◆ **INSTRUCTIONS TO FOLLOW**:
Print all of the lines exactly. Any picture among them stays out.
* Start MATERIAL FOR THE TASK *
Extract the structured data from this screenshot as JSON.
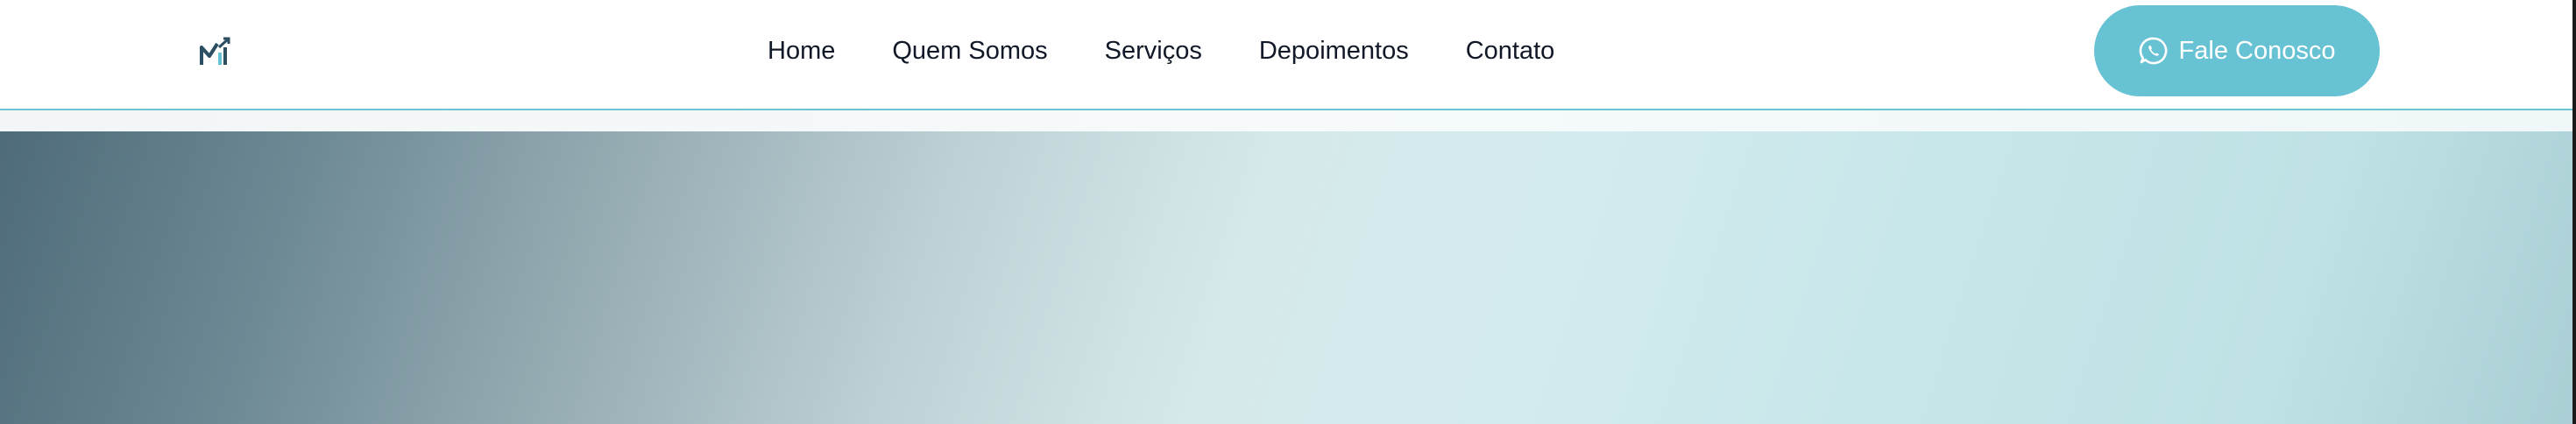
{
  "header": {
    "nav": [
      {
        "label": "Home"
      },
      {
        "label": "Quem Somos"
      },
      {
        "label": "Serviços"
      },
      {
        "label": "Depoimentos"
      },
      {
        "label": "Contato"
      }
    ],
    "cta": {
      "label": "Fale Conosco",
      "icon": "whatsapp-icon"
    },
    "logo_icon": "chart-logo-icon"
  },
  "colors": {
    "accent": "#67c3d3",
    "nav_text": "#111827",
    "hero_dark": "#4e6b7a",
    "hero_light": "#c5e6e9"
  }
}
* End MATERIAL FOR THE TASK *
◆ **CORRECT RESULT**:
Extract the structured data from this screenshot as JSON.
{
  "header": {
    "nav": [
      {
        "label": "Home"
      },
      {
        "label": "Quem Somos"
      },
      {
        "label": "Serviços"
      },
      {
        "label": "Depoimentos"
      },
      {
        "label": "Contato"
      }
    ],
    "cta": {
      "label": "Fale Conosco",
      "icon": "whatsapp-icon"
    },
    "logo_icon": "chart-logo-icon"
  },
  "colors": {
    "accent": "#67c3d3",
    "nav_text": "#111827",
    "hero_dark": "#4e6b7a",
    "hero_light": "#c5e6e9"
  }
}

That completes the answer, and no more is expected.